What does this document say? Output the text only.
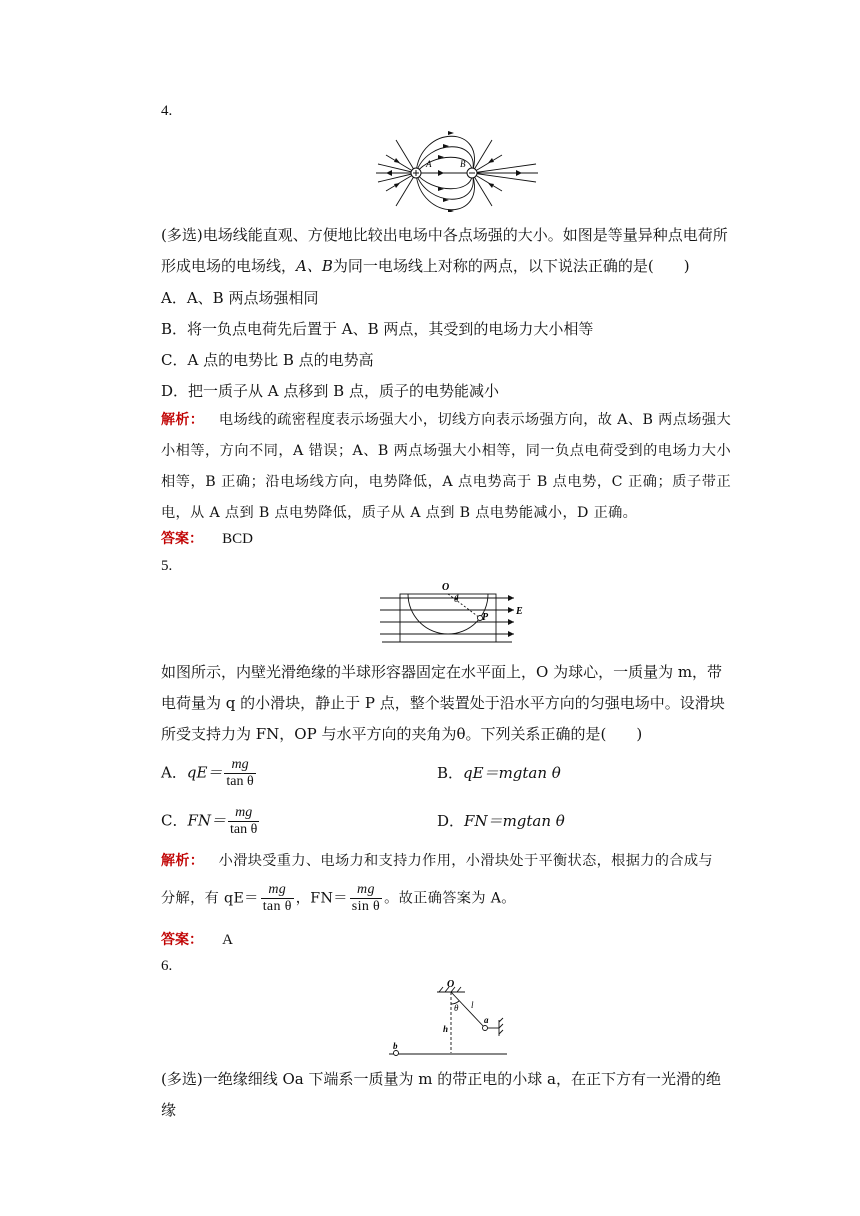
4.
A	B
(多选)电场线能直观、方便地比较出电场中各点场强的大小。如图是等量异种点电荷所形成电场的电场线，A、B为同一电场线上对称的两点，以下说法正确的是(　　)
A．A、B 两点场强相同
B．将一负点电荷先后置于 A、B 两点，其受到的电场力大小相等
C．A 点的电势比 B 点的电势高
D．把一质子从 A 点移到 B 点，质子的电势能减小
解析： 电场线的疏密程度表示场强大小，切线方向表示场强方向，故 A、B 两点场强大小相等，方向不同，A 错误；A、B 两点场强大小相等，同一负点电荷受到的电场力大小相等，B 正确；沿电场线方向，电势降低，A 点电势高于 B 点电势，C 正确；质子带正电，从 A 点到 B 点电势降低，质子从 A 点到 B 点电势能减小，D 正确。
答案： BCD
5.
O
θ
P
E
如图所示，内壁光滑绝缘的半球形容器固定在水平面上，O 为球心，一质量为 m，带电荷量为 q 的小滑块，静止于 P 点，整个装置处于沿水平方向的匀强电场中。设滑块所受支持力为 FN，OP 与水平方向的夹角为θ。下列关系正确的是(　　)
A．$qE= \frac{mg}{\text{tan θ}}$	B．qE＝mgtan θ
C．$FN= \frac{mg}{\text{tan θ}}$	D．FN＝mgtan θ
解析： 小滑块受重力、电场力和支持力作用，小滑块处于平衡状态，根据力的合成与
分解，有 $qE= \frac{mg}{\text{tan θ}}$ ，$FN= \frac{mg}{\text{sin θ}}$ 。故正确答案为 A。
答案： A
6.
O
θ l
h
a
b
(多选)一绝缘细线 Oa 下端系一质量为 m 的带正电的小球 a，在正下方有一光滑的绝缘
※ ※ ※
Leave out the pictures and print every line of the data exactly.

What does this document say? Output the text only.
4.
A	B
(多选)电场线能直观、方便地比较出电场中各点场强的大小。如图是等量异种点电荷所形成电场的电场线，A、B为同一电场线上对称的两点，以下说法正确的是(　　)
A．A、B 两点场强相同
B．将一负点电荷先后置于 A、B 两点，其受到的电场力大小相等
C．A 点的电势比 B 点的电势高
D．把一质子从 A 点移到 B 点，质子的电势能减小
解析： 电场线的疏密程度表示场强大小，切线方向表示场强方向，故 A、B 两点场强大小相等，方向不同，A 错误；A、B 两点场强大小相等，同一负点电荷受到的电场力大小相等，B 正确；沿电场线方向，电势降低，A 点电势高于 B 点电势，C 正确；质子带正电，从 A 点到 B 点电势降低，质子从 A 点到 B 点电势能减小，D 正确。
答案： BCD
5.
O
θ
P
E
如图所示，内壁光滑绝缘的半球形容器固定在水平面上，O 为球心，一质量为 m，带电荷量为 q 的小滑块，静止于 P 点，整个装置处于沿水平方向的匀强电场中。设滑块所受支持力为 FN，OP 与水平方向的夹角为θ。下列关系正确的是(　　)
A．$qE= \frac{mg}{\text{tan θ}}$	B．qE＝mgtan θ
C．$FN= \frac{mg}{\text{tan θ}}$	D．FN＝mgtan θ
解析： 小滑块受重力、电场力和支持力作用，小滑块处于平衡状态，根据力的合成与
分解，有 $qE= \frac{mg}{\text{tan θ}}$ ，$FN= \frac{mg}{\text{sin θ}}$ 。故正确答案为 A。
答案： A
6.
O
θ l
h
a
b
(多选)一绝缘细线 Oa 下端系一质量为 m 的带正电的小球 a，在正下方有一光滑的绝缘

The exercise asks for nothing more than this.